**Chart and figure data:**
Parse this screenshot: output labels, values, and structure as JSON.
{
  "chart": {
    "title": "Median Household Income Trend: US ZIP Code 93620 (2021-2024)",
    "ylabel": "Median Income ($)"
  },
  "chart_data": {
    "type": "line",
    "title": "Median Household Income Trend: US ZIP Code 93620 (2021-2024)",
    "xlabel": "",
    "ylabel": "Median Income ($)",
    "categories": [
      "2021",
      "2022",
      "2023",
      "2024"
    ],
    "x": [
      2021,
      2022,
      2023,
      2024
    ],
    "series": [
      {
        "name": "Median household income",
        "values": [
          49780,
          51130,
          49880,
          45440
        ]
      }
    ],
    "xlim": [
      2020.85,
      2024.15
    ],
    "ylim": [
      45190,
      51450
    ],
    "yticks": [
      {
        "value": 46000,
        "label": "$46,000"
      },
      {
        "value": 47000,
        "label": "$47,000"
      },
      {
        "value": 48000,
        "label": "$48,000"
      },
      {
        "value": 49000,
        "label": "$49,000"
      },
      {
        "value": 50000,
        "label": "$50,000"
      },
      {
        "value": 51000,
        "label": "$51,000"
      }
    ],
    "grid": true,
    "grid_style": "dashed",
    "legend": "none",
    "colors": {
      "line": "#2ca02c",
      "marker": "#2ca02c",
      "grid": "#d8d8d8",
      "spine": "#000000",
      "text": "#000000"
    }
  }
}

**WRITTEN EXERCISE:** Extract from the data every line where "Median" shows up.

**RESULT FOR THIS EXERCISE:**
    "title": "Median Household Income Trend: US ZIP Code 93620 (2021-2024)",
    "ylabel": "Median Income ($)"
    "title": "Median Household Income Trend: US ZIP Code 93620 (2021-2024)",
    "ylabel": "Median Income ($)",
        "name": "Median household income",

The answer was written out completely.